* _TASK DESCRIPTION_
Every line from the line containing "What does this" through the final line below is to be repeated exactly; no other line is.
--- BEGIN LISTED ENTRIES ---
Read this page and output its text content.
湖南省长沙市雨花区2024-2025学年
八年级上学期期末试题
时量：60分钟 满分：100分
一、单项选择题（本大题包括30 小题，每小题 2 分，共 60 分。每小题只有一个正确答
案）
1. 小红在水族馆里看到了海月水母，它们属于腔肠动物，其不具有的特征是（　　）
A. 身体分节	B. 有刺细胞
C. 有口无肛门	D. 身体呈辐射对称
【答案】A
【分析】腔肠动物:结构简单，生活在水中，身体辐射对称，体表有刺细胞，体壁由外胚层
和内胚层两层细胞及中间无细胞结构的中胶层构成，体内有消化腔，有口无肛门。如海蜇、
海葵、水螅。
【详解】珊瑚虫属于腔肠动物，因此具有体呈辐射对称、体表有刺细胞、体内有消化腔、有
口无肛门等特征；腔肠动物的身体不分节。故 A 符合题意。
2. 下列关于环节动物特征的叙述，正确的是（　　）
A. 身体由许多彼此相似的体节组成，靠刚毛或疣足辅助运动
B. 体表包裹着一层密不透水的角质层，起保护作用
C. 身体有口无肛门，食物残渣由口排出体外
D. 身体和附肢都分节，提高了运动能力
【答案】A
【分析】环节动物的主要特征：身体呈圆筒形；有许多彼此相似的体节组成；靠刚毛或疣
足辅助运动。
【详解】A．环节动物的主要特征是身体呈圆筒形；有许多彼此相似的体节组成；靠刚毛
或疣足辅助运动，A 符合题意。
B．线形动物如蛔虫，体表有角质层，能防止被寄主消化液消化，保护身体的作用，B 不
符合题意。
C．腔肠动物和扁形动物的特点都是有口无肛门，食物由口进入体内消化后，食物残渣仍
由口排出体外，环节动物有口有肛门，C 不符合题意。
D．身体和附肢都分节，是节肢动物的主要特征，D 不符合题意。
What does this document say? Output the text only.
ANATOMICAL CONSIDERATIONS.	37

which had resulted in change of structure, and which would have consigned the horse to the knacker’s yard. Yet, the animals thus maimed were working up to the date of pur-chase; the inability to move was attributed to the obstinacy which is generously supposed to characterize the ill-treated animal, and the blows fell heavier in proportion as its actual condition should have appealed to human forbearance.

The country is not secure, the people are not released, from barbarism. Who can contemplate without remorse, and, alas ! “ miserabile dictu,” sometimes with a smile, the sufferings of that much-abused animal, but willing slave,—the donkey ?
--- END LISTED ENTRIES ---
* _THE REPLY_
What does this document say? Output the text only.
ANATOMICAL CONSIDERATIONS.	37

which had resulted in change of structure, and which would have consigned the horse to the knacker’s yard. Yet, the animals thus maimed were working up to the date of pur-chase; the inability to move was attributed to the obstinacy which is generously supposed to characterize the ill-treated animal, and the blows fell heavier in proportion as its actual condition should have appealed to human forbearance.

The country is not secure, the people are not released, from barbarism. Who can contemplate without remorse, and, alas ! “ miserabile dictu,” sometimes with a smile, the sufferings of that much-abused animal, but willing slave,—the donkey ?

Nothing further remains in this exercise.